Looking at the listing, state how many of its lines contain the string "médian". Write only the number.

■ SUPPLIED ENTRIES ■
::::::

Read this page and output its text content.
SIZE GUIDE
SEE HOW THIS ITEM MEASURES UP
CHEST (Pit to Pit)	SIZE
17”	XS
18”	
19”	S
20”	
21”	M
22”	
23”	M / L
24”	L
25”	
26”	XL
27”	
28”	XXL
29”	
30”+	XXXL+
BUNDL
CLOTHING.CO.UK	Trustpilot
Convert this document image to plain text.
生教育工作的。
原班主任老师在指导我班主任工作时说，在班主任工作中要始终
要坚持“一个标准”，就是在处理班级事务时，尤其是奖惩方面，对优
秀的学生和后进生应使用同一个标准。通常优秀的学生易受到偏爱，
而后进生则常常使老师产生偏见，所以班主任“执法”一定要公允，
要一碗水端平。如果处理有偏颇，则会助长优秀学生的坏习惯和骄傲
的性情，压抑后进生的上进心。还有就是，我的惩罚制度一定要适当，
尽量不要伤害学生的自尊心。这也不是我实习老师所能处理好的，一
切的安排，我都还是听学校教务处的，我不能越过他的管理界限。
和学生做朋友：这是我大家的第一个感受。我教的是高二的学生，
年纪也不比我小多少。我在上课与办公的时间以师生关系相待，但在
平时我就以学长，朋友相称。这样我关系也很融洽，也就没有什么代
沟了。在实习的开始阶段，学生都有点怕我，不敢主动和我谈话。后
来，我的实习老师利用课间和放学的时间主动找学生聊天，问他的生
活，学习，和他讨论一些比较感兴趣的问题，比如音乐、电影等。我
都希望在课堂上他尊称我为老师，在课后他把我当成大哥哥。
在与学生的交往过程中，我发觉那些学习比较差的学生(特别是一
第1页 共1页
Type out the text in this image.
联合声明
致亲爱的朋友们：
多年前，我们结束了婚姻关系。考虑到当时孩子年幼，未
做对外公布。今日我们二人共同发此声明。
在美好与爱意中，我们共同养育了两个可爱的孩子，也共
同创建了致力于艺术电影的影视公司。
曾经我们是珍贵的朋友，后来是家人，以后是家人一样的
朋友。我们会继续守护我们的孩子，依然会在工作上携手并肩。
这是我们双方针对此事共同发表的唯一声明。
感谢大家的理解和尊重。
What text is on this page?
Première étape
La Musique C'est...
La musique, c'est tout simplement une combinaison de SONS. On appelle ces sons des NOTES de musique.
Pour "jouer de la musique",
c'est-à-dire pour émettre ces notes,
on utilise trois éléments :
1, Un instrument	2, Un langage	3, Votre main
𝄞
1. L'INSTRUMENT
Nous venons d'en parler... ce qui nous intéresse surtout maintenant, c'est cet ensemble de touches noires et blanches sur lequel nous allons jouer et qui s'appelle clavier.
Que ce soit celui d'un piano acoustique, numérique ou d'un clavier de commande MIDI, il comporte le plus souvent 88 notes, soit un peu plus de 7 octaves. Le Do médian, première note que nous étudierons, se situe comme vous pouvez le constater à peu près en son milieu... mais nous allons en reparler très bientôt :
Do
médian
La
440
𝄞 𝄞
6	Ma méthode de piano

::::::

■ THE REPLY ■
2